**DATASET EXTRACT**.

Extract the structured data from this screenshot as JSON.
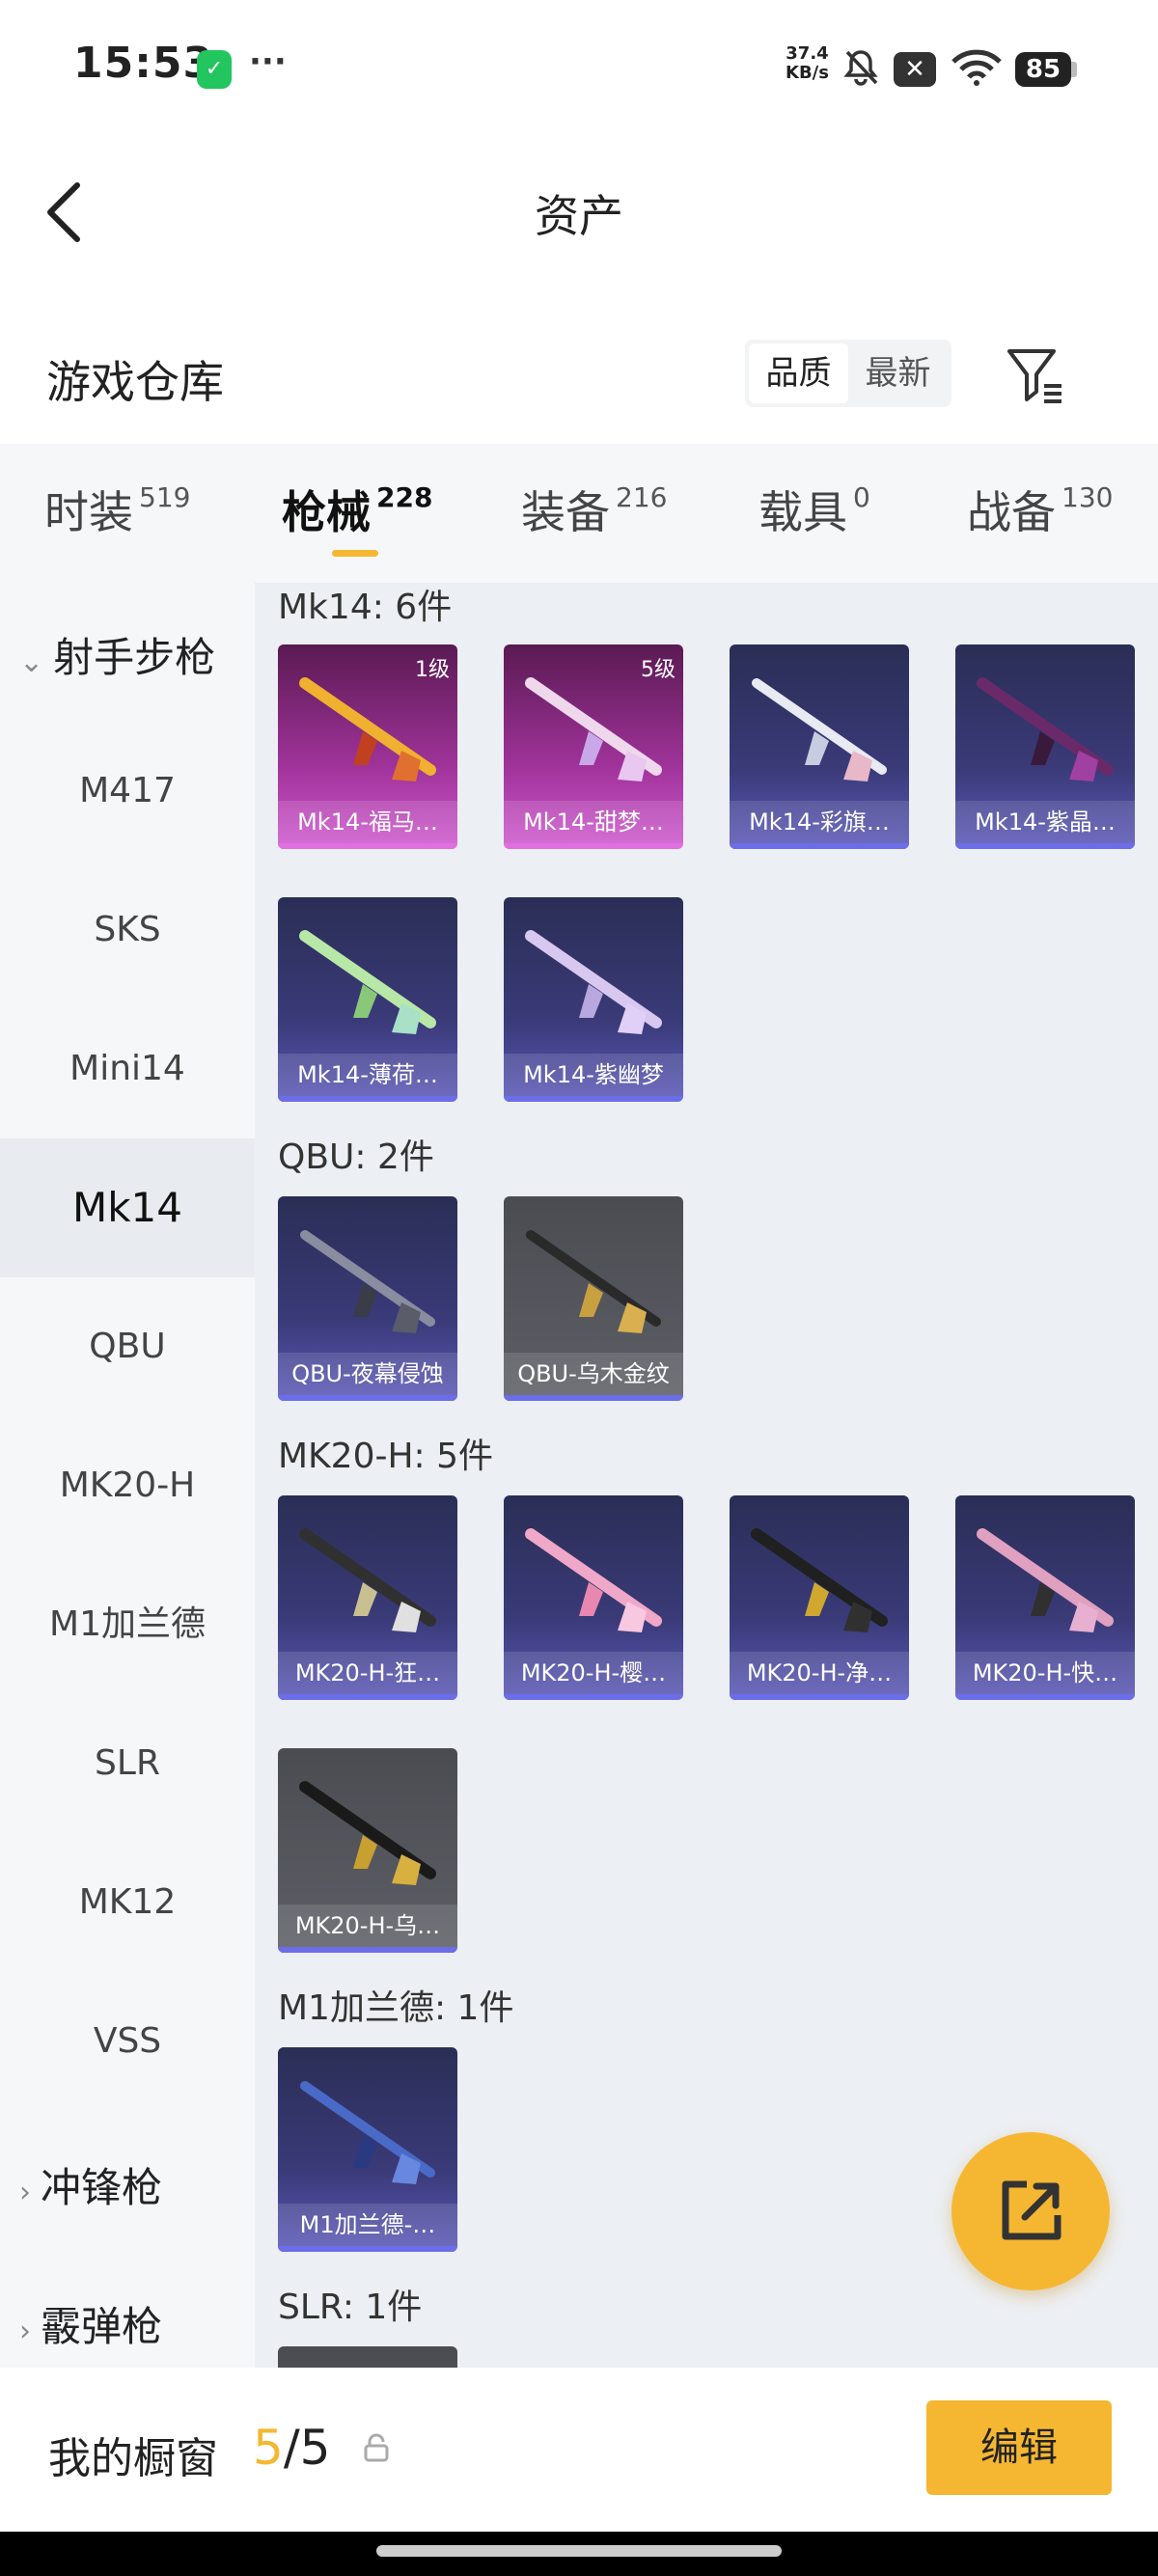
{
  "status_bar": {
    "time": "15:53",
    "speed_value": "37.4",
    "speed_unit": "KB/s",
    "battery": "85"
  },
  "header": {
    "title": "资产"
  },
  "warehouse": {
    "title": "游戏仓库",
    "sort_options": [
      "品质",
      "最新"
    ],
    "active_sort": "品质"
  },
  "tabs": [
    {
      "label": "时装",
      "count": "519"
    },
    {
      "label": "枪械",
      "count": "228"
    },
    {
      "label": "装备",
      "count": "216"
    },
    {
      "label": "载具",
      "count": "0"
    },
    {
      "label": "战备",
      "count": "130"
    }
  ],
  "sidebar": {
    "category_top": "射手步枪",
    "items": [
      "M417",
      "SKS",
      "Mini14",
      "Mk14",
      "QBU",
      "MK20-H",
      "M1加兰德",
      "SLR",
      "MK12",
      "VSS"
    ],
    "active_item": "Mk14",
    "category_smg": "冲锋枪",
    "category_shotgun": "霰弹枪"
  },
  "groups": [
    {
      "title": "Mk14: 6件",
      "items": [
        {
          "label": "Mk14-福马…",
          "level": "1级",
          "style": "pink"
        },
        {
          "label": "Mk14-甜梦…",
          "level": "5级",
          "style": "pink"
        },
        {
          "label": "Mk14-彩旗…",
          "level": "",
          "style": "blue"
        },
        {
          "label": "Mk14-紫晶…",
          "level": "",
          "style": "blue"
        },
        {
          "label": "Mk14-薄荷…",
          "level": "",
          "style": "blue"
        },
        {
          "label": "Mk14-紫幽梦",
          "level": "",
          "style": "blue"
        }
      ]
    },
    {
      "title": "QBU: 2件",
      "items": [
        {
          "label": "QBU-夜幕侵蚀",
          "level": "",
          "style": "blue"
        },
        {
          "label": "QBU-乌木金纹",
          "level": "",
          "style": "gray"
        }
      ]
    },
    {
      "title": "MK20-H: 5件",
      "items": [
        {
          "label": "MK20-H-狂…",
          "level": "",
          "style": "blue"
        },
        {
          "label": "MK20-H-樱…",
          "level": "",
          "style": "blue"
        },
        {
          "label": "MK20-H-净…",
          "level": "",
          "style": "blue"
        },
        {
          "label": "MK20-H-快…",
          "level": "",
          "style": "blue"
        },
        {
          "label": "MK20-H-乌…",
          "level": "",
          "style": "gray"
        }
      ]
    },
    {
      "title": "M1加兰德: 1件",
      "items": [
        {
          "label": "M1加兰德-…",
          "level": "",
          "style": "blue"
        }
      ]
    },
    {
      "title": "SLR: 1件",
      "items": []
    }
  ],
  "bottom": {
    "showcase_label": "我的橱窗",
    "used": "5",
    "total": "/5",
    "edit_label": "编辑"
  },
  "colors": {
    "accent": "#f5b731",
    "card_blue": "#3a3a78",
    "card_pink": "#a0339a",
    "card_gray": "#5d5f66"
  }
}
...
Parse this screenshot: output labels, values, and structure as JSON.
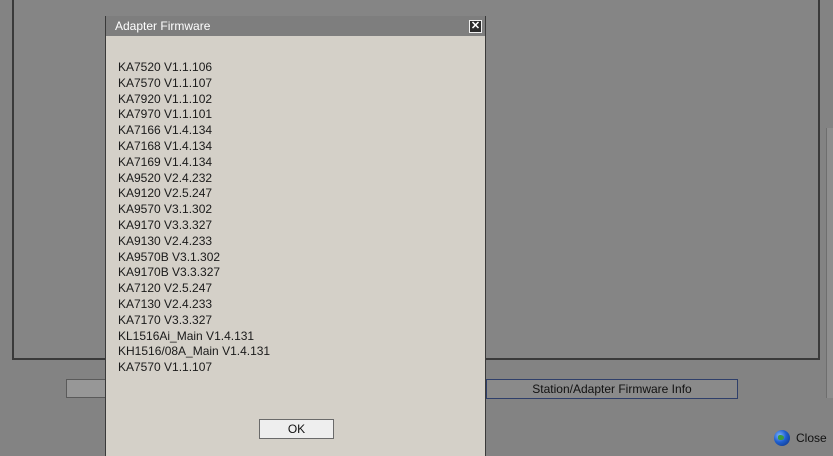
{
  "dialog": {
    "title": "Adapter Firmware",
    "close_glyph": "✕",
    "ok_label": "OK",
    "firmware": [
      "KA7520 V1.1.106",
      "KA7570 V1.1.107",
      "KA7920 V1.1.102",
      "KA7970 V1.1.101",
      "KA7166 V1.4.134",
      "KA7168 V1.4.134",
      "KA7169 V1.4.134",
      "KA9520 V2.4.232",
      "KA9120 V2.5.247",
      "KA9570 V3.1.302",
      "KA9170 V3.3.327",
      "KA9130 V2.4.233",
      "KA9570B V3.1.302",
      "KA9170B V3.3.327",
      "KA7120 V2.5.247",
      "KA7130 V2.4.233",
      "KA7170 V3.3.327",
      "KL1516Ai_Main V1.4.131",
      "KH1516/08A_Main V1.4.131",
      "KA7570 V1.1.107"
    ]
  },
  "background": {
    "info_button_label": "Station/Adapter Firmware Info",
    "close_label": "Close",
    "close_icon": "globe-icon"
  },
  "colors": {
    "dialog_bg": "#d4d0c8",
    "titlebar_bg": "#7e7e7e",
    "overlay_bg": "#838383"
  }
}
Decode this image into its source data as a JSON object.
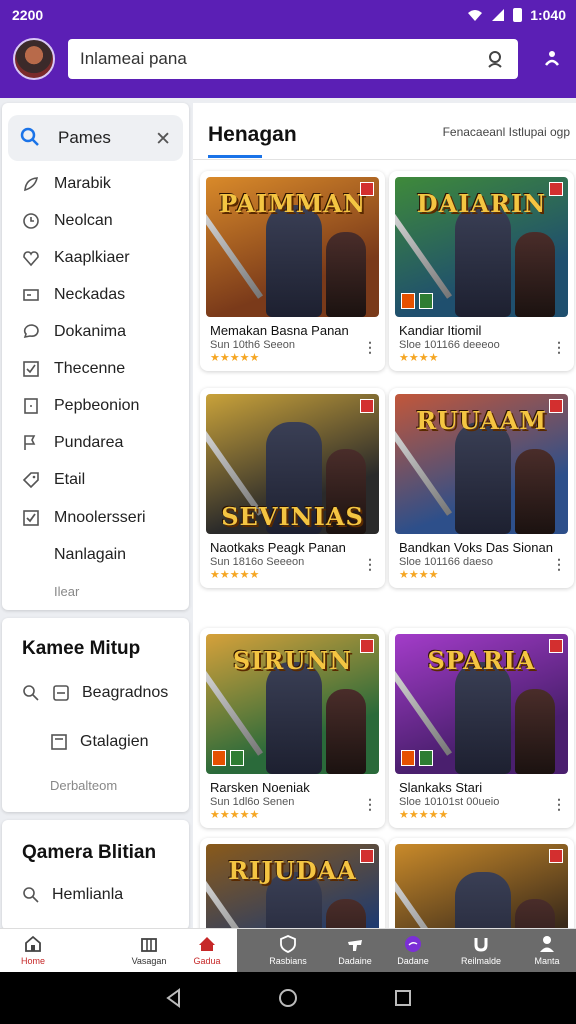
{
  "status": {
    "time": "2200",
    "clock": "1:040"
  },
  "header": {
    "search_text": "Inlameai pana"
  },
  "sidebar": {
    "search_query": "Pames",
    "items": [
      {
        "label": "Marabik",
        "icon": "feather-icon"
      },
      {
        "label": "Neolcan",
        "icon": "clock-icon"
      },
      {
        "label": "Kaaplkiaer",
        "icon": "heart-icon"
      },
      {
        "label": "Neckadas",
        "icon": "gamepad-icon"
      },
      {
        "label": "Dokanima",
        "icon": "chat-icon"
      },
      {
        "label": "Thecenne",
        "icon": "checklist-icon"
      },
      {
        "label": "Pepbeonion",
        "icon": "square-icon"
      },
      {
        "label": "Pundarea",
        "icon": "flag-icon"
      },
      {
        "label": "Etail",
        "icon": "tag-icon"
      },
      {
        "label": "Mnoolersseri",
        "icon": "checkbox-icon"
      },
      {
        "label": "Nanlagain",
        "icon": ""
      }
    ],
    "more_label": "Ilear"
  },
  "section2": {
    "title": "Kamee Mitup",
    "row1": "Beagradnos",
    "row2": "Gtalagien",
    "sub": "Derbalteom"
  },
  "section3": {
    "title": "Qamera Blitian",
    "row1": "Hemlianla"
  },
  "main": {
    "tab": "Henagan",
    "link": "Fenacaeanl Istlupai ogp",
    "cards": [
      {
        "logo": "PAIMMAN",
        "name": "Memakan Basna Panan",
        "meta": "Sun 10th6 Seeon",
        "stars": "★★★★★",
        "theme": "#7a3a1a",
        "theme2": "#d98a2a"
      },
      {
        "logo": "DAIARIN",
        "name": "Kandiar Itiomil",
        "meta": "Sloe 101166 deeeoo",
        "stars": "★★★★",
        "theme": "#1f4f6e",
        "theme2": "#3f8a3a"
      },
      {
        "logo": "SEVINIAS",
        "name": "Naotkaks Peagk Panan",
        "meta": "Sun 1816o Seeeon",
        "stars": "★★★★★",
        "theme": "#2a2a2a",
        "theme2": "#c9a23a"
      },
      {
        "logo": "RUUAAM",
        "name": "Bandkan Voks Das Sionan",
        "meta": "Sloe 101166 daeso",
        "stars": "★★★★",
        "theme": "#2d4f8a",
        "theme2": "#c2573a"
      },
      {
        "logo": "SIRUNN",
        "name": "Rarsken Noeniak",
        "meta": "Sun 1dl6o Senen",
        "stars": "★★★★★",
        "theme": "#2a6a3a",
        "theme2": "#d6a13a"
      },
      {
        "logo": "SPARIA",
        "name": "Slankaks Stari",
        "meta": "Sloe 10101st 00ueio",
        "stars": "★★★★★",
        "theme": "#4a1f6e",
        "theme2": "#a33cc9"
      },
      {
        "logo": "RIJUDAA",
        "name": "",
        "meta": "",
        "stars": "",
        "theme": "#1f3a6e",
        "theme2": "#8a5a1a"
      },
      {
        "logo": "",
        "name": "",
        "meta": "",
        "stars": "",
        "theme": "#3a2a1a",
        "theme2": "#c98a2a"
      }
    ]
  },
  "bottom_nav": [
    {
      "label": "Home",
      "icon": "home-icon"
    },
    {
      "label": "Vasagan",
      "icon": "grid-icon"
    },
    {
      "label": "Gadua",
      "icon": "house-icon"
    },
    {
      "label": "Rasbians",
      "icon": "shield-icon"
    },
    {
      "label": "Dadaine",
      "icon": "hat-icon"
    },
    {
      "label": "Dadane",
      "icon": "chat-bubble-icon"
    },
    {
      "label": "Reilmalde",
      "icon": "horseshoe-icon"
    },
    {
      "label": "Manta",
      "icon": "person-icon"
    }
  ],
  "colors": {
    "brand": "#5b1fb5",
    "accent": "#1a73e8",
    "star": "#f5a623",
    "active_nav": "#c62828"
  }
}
...
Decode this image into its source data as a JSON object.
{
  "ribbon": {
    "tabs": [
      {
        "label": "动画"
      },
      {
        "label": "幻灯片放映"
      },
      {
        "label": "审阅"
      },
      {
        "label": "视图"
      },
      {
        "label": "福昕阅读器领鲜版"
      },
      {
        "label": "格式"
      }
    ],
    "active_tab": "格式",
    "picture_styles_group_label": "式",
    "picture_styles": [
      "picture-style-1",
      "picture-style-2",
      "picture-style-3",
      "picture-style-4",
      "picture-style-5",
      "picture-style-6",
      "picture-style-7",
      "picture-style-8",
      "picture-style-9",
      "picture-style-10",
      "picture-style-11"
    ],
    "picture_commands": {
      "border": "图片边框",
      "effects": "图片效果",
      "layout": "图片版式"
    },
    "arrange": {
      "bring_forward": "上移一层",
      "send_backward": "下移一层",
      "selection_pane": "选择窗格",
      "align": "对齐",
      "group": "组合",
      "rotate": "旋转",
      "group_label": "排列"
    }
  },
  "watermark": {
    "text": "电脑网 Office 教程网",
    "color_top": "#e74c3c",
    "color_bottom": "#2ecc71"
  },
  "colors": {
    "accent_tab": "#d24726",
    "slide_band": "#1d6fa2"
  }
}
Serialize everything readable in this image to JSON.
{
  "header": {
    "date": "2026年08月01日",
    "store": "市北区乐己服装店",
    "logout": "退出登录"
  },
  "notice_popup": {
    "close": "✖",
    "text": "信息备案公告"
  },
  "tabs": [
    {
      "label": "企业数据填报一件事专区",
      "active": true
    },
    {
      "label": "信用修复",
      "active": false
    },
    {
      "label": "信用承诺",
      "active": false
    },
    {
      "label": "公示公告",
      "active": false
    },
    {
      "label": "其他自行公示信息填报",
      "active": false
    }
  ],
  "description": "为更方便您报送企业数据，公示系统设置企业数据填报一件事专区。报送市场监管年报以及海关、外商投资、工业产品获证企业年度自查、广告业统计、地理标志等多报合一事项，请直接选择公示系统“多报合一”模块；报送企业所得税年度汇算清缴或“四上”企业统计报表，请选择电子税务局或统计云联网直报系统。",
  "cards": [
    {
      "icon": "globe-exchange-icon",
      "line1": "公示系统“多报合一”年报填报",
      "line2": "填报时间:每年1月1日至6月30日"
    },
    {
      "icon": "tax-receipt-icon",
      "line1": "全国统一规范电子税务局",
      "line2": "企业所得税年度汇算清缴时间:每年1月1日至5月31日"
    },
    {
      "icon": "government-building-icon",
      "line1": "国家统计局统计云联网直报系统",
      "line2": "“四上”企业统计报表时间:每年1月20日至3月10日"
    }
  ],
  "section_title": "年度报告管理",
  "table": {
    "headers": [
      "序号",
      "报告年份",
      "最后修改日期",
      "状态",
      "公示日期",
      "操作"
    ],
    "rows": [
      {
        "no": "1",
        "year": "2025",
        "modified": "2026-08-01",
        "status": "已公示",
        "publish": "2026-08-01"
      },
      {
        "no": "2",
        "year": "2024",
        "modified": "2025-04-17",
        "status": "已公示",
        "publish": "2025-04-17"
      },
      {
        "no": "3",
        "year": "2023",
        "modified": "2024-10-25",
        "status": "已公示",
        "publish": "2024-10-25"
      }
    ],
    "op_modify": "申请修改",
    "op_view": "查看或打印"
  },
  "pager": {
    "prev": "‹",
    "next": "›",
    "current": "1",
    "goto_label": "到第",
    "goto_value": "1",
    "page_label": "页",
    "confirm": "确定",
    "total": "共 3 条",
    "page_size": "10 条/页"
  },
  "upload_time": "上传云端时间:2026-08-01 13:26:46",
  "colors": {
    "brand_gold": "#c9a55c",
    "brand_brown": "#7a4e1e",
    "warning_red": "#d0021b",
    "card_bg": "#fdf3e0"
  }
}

**YOUR INSTRUCTIONS**.
Copy each line of the listing that includes "name".

**FINAL RESULT**.
        "name": "Memakan Basna Panan",
        "name": "Kandiar Itiomil",
        "name": "Naotkaks Peagk Panan",
        "name": "Bandkan Voks Das Sionan",
        "name": "Rarsken Noeniak",
        "name": "Slankaks Stari",
        "name": "",
        "name": "",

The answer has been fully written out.